WRITTEN REQUEST: Extract the lines that hold the string "Antigua".
______
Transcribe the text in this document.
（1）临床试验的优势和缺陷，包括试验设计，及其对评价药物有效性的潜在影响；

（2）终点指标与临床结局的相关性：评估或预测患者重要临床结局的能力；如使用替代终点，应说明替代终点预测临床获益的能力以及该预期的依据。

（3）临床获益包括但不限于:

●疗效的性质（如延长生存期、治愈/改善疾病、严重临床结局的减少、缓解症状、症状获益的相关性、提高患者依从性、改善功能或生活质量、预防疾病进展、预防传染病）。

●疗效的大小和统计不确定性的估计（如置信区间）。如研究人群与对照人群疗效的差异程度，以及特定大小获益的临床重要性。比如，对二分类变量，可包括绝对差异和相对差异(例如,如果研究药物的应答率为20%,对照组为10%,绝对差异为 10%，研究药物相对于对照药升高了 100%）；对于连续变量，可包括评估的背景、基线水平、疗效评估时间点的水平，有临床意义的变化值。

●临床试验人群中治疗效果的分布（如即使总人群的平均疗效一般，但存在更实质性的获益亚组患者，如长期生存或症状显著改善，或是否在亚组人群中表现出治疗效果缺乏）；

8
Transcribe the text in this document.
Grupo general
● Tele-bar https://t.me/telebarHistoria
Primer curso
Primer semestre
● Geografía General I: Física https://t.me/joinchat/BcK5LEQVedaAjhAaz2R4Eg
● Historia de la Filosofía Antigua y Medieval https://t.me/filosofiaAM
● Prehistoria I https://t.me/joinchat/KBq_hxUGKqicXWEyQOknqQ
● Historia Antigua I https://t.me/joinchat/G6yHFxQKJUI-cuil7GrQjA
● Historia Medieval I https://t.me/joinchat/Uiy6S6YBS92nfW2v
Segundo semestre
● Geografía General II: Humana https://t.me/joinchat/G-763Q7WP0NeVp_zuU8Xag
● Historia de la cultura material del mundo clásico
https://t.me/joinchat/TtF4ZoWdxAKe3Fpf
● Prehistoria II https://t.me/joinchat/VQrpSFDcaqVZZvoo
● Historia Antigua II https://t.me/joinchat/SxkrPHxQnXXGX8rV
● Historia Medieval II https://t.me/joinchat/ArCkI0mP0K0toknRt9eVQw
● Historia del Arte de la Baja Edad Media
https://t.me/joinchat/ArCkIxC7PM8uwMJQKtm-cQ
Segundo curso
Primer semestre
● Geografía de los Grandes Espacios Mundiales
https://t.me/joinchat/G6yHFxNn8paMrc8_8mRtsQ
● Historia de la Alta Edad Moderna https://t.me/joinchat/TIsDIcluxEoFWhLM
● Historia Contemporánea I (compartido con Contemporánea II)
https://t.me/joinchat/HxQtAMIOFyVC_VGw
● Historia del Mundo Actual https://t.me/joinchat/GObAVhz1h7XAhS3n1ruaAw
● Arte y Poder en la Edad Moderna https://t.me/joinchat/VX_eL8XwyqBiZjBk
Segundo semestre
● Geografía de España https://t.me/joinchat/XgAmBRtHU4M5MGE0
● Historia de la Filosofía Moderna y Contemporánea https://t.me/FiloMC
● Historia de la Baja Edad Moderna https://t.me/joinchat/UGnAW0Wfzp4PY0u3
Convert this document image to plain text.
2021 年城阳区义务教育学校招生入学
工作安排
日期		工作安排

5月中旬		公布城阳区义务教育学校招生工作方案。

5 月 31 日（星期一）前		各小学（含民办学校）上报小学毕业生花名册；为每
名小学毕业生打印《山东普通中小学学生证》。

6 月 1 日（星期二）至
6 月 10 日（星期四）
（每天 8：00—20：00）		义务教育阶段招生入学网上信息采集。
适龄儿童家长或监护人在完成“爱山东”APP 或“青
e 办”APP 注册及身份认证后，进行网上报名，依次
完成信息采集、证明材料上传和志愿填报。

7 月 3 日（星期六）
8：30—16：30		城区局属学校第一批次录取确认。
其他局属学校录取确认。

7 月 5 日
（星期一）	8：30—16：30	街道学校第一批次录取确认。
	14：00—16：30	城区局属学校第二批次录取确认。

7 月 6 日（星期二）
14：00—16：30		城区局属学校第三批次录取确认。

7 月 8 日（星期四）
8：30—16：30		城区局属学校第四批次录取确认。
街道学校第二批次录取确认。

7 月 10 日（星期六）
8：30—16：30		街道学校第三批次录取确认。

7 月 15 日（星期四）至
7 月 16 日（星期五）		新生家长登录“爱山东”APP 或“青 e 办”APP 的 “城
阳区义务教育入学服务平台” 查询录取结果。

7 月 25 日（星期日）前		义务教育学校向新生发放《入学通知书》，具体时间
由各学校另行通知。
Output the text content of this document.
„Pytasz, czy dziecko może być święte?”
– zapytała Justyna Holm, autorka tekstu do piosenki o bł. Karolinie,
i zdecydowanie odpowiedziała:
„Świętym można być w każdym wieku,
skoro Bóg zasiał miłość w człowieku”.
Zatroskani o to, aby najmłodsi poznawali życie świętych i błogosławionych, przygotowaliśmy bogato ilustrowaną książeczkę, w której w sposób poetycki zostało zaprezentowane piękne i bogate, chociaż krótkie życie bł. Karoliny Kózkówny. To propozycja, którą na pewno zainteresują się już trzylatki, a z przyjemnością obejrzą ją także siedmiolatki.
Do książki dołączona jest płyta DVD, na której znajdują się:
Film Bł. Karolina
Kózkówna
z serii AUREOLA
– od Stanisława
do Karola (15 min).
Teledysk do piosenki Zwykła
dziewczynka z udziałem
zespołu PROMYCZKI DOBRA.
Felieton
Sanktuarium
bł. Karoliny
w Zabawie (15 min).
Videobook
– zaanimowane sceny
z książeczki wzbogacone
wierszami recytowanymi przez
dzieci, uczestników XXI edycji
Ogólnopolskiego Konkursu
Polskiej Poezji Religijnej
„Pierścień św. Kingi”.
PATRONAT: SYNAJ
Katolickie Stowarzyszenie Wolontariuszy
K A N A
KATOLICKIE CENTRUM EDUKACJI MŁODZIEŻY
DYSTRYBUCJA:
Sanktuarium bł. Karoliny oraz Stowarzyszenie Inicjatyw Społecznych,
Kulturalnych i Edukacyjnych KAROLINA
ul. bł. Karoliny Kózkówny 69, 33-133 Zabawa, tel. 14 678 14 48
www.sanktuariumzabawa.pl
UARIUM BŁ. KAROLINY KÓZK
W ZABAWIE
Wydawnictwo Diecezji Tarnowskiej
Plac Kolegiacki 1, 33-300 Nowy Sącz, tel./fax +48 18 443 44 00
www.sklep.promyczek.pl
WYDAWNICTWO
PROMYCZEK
______
RESPONSE TO THE EXERCISE:
● Historia de la Filosofía Antigua y Medieval https://t.me/filosofiaAM
● Historia Antigua I https://t.me/joinchat/G6yHFxQKJUI-cuil7GrQjA
● Historia Antigua II https://t.me/joinchat/SxkrPHxQnXXGX8rV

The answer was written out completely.